WHAT IS EXPECTED ->
Your task is to reproduce the entries below word for word.
>> Start
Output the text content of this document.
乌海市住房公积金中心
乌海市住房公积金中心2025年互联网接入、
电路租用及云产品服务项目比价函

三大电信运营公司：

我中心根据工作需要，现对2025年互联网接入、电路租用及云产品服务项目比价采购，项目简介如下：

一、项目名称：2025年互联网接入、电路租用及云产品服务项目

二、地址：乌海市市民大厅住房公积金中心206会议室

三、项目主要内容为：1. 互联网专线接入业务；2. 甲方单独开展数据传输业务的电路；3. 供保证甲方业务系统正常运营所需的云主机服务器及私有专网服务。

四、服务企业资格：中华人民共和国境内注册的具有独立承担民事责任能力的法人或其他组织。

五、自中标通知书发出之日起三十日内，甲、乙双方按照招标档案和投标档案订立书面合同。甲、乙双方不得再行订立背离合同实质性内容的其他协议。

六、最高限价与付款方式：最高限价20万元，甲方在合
>> End
TASK OUTPUT ->
Output the text content of this document.
乌海市住房公积金中心
乌海市住房公积金中心2025年互联网接入、
电路租用及云产品服务项目比价函

三大电信运营公司：

我中心根据工作需要，现对2025年互联网接入、电路租用及云产品服务项目比价采购，项目简介如下：

一、项目名称：2025年互联网接入、电路租用及云产品服务项目

二、地址：乌海市市民大厅住房公积金中心206会议室

三、项目主要内容为：1. 互联网专线接入业务；2. 甲方单独开展数据传输业务的电路；3. 供保证甲方业务系统正常运营所需的云主机服务器及私有专网服务。

四、服务企业资格：中华人民共和国境内注册的具有独立承担民事责任能力的法人或其他组织。

五、自中标通知书发出之日起三十日内，甲、乙双方按照招标档案和投标档案订立书面合同。甲、乙双方不得再行订立背离合同实质性内容的其他协议。

六、最高限价与付款方式：最高限价20万元，甲方在合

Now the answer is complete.